Given request: Identify all lines below that hold "JSON" and collect them.

Data listing:
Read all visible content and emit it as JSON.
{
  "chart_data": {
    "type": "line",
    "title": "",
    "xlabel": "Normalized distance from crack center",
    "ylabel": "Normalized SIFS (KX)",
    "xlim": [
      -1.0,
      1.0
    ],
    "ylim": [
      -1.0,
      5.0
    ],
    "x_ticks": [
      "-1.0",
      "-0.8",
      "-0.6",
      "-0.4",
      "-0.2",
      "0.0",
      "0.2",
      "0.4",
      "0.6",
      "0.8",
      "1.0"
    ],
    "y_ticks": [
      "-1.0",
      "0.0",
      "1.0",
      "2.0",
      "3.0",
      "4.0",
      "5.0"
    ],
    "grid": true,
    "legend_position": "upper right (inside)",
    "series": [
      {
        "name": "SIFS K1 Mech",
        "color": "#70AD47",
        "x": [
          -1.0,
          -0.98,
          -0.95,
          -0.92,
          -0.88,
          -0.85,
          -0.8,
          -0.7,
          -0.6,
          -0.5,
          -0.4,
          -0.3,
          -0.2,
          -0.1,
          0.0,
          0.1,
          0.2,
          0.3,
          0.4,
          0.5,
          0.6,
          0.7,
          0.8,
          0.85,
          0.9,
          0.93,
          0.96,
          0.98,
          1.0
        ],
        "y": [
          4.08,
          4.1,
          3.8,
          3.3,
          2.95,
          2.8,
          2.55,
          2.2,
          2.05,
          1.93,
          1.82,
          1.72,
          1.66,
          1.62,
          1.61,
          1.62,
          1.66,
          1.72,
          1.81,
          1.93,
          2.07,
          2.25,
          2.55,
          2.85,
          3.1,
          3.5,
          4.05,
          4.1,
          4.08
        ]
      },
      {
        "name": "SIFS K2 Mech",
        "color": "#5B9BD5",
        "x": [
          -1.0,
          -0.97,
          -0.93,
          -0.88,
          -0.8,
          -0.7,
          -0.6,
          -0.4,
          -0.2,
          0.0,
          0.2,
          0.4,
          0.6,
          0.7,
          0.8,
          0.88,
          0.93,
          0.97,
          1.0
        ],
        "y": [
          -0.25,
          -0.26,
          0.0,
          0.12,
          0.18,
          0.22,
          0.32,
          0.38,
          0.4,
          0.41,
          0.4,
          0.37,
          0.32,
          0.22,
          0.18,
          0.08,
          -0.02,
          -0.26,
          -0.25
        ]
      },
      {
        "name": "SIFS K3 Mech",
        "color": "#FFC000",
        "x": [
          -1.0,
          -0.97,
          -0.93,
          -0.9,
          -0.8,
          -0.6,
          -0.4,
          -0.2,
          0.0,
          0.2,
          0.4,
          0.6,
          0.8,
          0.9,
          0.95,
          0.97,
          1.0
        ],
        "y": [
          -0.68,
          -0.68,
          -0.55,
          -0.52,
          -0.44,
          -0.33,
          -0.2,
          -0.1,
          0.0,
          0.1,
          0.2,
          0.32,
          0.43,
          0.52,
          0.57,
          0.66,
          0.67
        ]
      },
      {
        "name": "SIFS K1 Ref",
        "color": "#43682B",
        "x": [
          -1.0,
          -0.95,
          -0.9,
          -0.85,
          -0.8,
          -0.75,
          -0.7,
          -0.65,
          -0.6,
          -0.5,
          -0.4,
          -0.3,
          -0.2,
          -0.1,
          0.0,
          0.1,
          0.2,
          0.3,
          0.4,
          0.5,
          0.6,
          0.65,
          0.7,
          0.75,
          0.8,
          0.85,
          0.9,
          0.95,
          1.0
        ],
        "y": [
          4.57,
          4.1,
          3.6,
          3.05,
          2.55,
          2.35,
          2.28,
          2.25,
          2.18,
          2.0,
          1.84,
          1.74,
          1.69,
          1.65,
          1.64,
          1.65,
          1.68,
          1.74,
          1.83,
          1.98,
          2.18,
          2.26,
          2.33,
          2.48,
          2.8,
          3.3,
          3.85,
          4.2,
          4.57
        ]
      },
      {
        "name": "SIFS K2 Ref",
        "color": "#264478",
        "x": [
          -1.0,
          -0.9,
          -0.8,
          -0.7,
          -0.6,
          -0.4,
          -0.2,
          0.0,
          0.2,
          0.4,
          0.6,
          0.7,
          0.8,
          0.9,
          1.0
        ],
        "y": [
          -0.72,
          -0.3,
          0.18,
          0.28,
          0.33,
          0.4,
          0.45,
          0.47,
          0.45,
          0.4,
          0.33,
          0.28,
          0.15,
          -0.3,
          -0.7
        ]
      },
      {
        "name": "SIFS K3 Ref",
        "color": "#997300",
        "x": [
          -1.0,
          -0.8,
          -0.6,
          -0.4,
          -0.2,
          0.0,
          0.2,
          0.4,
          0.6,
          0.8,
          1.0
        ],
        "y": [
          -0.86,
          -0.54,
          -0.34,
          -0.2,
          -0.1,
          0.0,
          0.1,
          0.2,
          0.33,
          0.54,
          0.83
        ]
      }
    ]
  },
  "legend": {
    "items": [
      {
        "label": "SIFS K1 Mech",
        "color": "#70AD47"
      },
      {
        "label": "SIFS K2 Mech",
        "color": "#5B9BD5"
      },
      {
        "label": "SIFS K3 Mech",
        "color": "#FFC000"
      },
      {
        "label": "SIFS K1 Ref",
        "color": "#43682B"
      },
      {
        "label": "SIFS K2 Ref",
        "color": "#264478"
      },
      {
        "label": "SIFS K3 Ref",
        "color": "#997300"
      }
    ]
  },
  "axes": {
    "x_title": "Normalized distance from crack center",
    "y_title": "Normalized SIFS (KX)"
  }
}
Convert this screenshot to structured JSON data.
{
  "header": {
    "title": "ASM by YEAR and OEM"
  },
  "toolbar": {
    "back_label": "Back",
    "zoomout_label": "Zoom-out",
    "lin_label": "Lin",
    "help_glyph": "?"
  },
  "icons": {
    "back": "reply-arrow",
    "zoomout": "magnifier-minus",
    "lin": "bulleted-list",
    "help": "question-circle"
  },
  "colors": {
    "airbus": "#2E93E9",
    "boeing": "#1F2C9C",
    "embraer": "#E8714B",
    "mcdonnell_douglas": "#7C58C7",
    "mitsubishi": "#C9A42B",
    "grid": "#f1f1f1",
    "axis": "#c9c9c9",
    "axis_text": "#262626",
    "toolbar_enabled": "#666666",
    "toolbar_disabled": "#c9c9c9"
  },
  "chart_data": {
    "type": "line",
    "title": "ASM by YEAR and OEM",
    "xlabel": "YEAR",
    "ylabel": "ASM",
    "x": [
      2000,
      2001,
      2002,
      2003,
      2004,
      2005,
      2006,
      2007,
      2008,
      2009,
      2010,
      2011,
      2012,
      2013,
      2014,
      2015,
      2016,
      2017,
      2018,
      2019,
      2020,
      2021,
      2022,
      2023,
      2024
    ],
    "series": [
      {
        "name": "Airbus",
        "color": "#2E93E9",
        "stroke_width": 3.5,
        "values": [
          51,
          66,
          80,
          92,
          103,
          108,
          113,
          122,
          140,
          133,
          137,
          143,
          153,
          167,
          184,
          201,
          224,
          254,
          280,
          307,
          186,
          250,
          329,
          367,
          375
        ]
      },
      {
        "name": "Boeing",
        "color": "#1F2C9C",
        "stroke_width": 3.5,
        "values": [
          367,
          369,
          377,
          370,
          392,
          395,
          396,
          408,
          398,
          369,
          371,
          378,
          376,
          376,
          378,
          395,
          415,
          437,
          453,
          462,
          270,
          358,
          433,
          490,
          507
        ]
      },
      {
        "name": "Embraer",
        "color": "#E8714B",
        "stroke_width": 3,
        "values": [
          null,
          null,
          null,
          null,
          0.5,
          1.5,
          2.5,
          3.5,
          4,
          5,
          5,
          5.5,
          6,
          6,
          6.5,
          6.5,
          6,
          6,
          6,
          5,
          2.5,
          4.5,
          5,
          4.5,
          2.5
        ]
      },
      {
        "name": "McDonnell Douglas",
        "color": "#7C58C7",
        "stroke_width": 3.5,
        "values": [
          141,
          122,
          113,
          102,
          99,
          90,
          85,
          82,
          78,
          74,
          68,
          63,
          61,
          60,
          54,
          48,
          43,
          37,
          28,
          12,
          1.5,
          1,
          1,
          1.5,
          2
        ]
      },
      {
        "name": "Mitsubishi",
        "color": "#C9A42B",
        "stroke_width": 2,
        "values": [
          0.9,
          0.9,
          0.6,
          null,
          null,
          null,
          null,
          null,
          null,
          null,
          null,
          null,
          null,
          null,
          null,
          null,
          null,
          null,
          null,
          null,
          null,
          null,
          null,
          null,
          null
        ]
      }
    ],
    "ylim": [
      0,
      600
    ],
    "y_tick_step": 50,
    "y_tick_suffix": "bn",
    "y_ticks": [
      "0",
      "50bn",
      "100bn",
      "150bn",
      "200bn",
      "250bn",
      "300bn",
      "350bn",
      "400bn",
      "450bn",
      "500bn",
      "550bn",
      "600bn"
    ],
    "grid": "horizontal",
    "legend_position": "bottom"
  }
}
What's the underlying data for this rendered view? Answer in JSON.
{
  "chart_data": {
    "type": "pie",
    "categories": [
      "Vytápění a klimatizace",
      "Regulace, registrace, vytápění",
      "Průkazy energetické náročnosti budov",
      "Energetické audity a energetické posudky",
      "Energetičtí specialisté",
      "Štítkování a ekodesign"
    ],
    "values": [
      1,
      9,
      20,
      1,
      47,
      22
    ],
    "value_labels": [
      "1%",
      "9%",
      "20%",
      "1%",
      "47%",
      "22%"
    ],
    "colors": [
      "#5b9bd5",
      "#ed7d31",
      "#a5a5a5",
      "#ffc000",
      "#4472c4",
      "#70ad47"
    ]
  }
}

Correct result:
Read all visible content and emit it as JSON.
Convert this screenshot to structured JSON data.
What's the underlying data for this rendered view? Answer in JSON.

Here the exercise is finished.